## [What the task asks]
Leave out the pictures and copy everything else in the entries exactly.

(Entries from a visual dataset)
▼

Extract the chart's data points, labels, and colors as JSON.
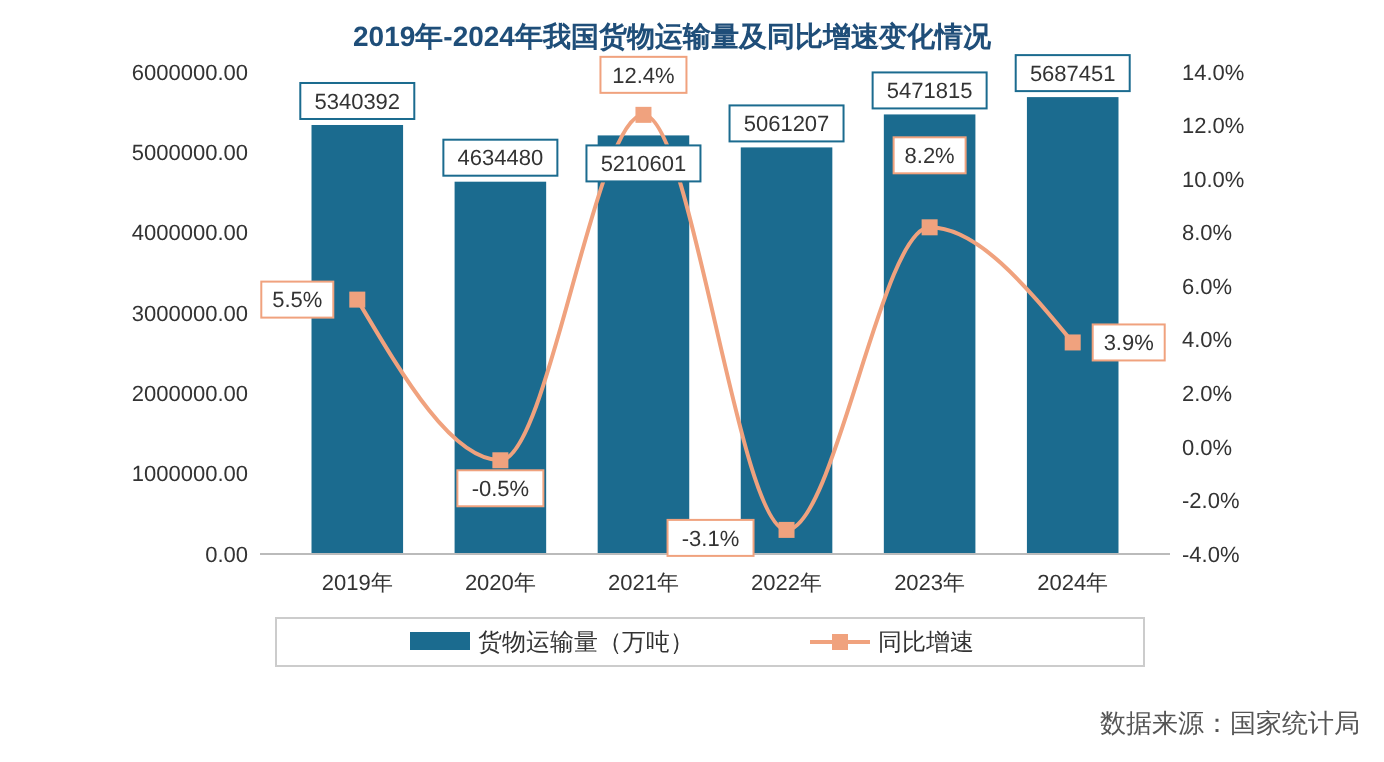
{
  "chart_data": {
    "type": "bar",
    "title": "2019年-2024年我国货物运输量及同比增速变化情况",
    "categories": [
      "2019年",
      "2020年",
      "2021年",
      "2022年",
      "2023年",
      "2024年"
    ],
    "series": [
      {
        "name": "货物运输量（万吨）",
        "color": "#1b6b8f",
        "values": [
          5340392,
          4634480,
          5210601,
          5061207,
          5471815,
          5687451
        ],
        "value_labels": [
          "5340392",
          "4634480",
          "5210601",
          "5061207",
          "5471815",
          "5687451"
        ]
      },
      {
        "name": "同比增速",
        "type": "line",
        "axis": "y2",
        "color": "#f0a27e",
        "values": [
          5.5,
          -0.5,
          12.4,
          -3.1,
          8.2,
          3.9
        ],
        "value_labels": [
          "5.5%",
          "-0.5%",
          "12.4%",
          "-3.1%",
          "8.2%",
          "3.9%"
        ]
      }
    ],
    "ylim": [
      0,
      6000000
    ],
    "yticks": [
      {
        "value": 0,
        "label": "0.00"
      },
      {
        "value": 1000000,
        "label": "1000000.00"
      },
      {
        "value": 2000000,
        "label": "2000000.00"
      },
      {
        "value": 3000000,
        "label": "3000000.00"
      },
      {
        "value": 4000000,
        "label": "4000000.00"
      },
      {
        "value": 5000000,
        "label": "5000000.00"
      },
      {
        "value": 6000000,
        "label": "6000000.00"
      }
    ],
    "y2lim": [
      -4,
      14
    ],
    "y2ticks": [
      {
        "value": -4,
        "label": "-4.0%"
      },
      {
        "value": -2,
        "label": "-2.0%"
      },
      {
        "value": 0,
        "label": "0.0%"
      },
      {
        "value": 2,
        "label": "2.0%"
      },
      {
        "value": 4,
        "label": "4.0%"
      },
      {
        "value": 6,
        "label": "6.0%"
      },
      {
        "value": 8,
        "label": "8.0%"
      },
      {
        "value": 10,
        "label": "10.0%"
      },
      {
        "value": 12,
        "label": "12.0%"
      },
      {
        "value": 14,
        "label": "14.0%"
      }
    ],
    "marker": "square",
    "legend": "bottom",
    "grid": false,
    "annotations": [
      "数据来源：国家统计局"
    ]
  }
}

▲

## [Task result]
Extract the chart's data points, labels, and colors as JSON.
{
  "chart_data": {
    "type": "bar",
    "title": "2019年-2024年我国货物运输量及同比增速变化情况",
    "categories": [
      "2019年",
      "2020年",
      "2021年",
      "2022年",
      "2023年",
      "2024年"
    ],
    "series": [
      {
        "name": "货物运输量（万吨）",
        "color": "#1b6b8f",
        "values": [
          5340392,
          4634480,
          5210601,
          5061207,
          5471815,
          5687451
        ],
        "value_labels": [
          "5340392",
          "4634480",
          "5210601",
          "5061207",
          "5471815",
          "5687451"
        ]
      },
      {
        "name": "同比增速",
        "type": "line",
        "axis": "y2",
        "color": "#f0a27e",
        "values": [
          5.5,
          -0.5,
          12.4,
          -3.1,
          8.2,
          3.9
        ],
        "value_labels": [
          "5.5%",
          "-0.5%",
          "12.4%",
          "-3.1%",
          "8.2%",
          "3.9%"
        ]
      }
    ],
    "ylim": [
      0,
      6000000
    ],
    "yticks": [
      {
        "value": 0,
        "label": "0.00"
      },
      {
        "value": 1000000,
        "label": "1000000.00"
      },
      {
        "value": 2000000,
        "label": "2000000.00"
      },
      {
        "value": 3000000,
        "label": "3000000.00"
      },
      {
        "value": 4000000,
        "label": "4000000.00"
      },
      {
        "value": 5000000,
        "label": "5000000.00"
      },
      {
        "value": 6000000,
        "label": "6000000.00"
      }
    ],
    "y2lim": [
      -4,
      14
    ],
    "y2ticks": [
      {
        "value": -4,
        "label": "-4.0%"
      },
      {
        "value": -2,
        "label": "-2.0%"
      },
      {
        "value": 0,
        "label": "0.0%"
      },
      {
        "value": 2,
        "label": "2.0%"
      },
      {
        "value": 4,
        "label": "4.0%"
      },
      {
        "value": 6,
        "label": "6.0%"
      },
      {
        "value": 8,
        "label": "8.0%"
      },
      {
        "value": 10,
        "label": "10.0%"
      },
      {
        "value": 12,
        "label": "12.0%"
      },
      {
        "value": 14,
        "label": "14.0%"
      }
    ],
    "marker": "square",
    "legend": "bottom",
    "grid": false,
    "annotations": [
      "数据来源：国家统计局"
    ]
  }
}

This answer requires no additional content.